Problem statement – Transcribe the entries below exactly; leave every image out.

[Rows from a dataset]
────────

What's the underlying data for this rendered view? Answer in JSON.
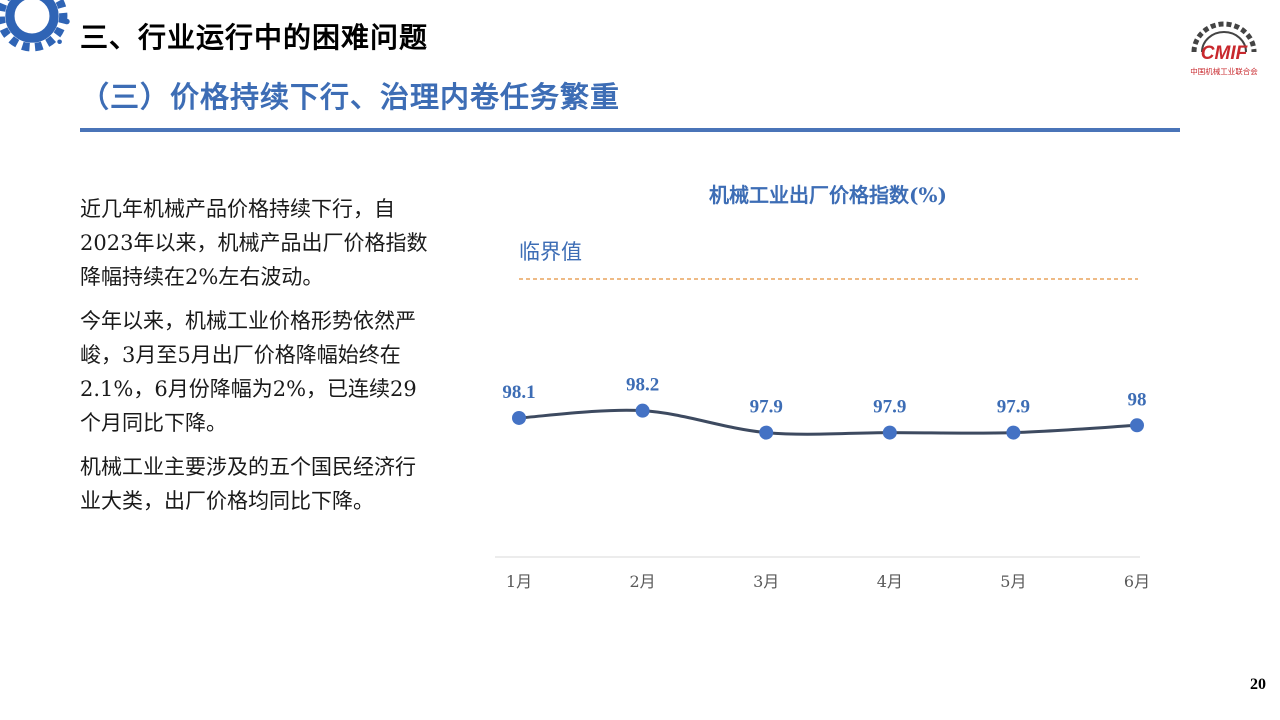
{
  "header": {
    "section_title": "三、行业运行中的困难问题",
    "sub_title": "（三）价格持续下行、治理内卷任务繁重"
  },
  "logo": {
    "text": "CMIF",
    "org_name": "中国机械工业联合会"
  },
  "body": {
    "paragraphs": [
      "近几年机械产品价格持续下行，自2023年以来，机械产品出厂价格指数降幅持续在2%左右波动。",
      "今年以来，机械工业价格形势依然严峻，3月至5月出厂价格降幅始终在2.1%，6月份降幅为2%，已连续29个月同比下降。",
      "机械工业主要涉及的五个国民经济行业大类，出厂价格均同比下降。"
    ]
  },
  "chart_data": {
    "type": "line",
    "title": "机械工业出厂价格指数(%)",
    "categories": [
      "1月",
      "2月",
      "3月",
      "4月",
      "5月",
      "6月"
    ],
    "values": [
      98.1,
      98.2,
      97.9,
      97.9,
      97.9,
      98
    ],
    "data_labels": [
      "98.1",
      "98.2",
      "97.9",
      "97.9",
      "97.9",
      "98"
    ],
    "ylim": [
      96.2,
      100.3
    ],
    "reference_line": {
      "label": "临界值",
      "value": 100,
      "style": "dashed"
    },
    "grid": false,
    "colors": {
      "line": "#3d4a60",
      "marker": "#4472c4",
      "reference": "#e8a35d",
      "title": "#3d6db5",
      "axis": "#d9d9d9"
    }
  },
  "footer": {
    "page_number": "20"
  }
}
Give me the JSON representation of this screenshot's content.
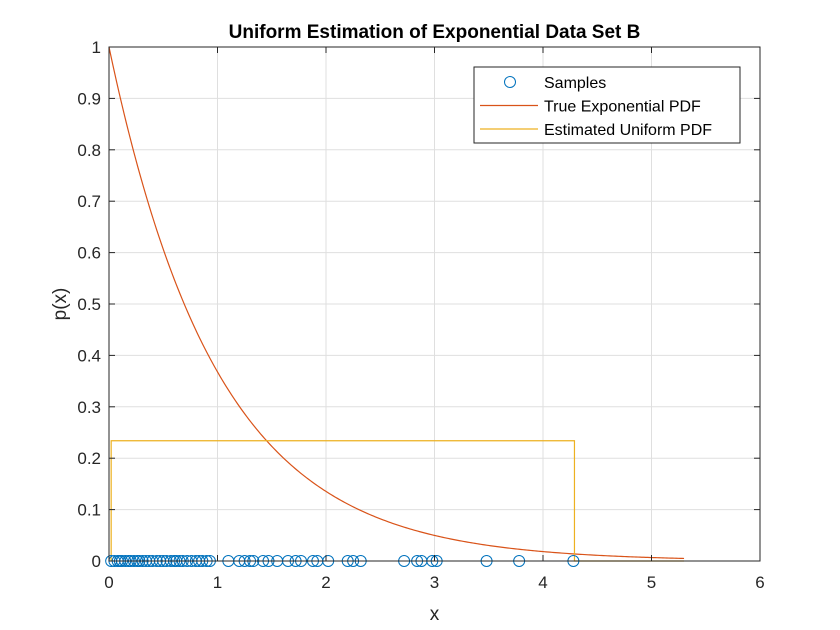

────────

Result below –
What's the underlying data for this rendered view? Answer in JSON.
{
  "header": {
    "section_title": "三、行业运行中的困难问题",
    "sub_title": "（三）价格持续下行、治理内卷任务繁重"
  },
  "logo": {
    "text": "CMIF",
    "org_name": "中国机械工业联合会"
  },
  "body": {
    "paragraphs": [
      "近几年机械产品价格持续下行，自2023年以来，机械产品出厂价格指数降幅持续在2%左右波动。",
      "今年以来，机械工业价格形势依然严峻，3月至5月出厂价格降幅始终在2.1%，6月份降幅为2%，已连续29个月同比下降。",
      "机械工业主要涉及的五个国民经济行业大类，出厂价格均同比下降。"
    ]
  },
  "chart_data": {
    "type": "line",
    "title": "机械工业出厂价格指数(%)",
    "categories": [
      "1月",
      "2月",
      "3月",
      "4月",
      "5月",
      "6月"
    ],
    "values": [
      98.1,
      98.2,
      97.9,
      97.9,
      97.9,
      98
    ],
    "data_labels": [
      "98.1",
      "98.2",
      "97.9",
      "97.9",
      "97.9",
      "98"
    ],
    "ylim": [
      96.2,
      100.3
    ],
    "reference_line": {
      "label": "临界值",
      "value": 100,
      "style": "dashed"
    },
    "grid": false,
    "colors": {
      "line": "#3d4a60",
      "marker": "#4472c4",
      "reference": "#e8a35d",
      "title": "#3d6db5",
      "axis": "#d9d9d9"
    }
  },
  "footer": {
    "page_number": "20"
  }
}
Give me the JSON representation of this screenshot's content.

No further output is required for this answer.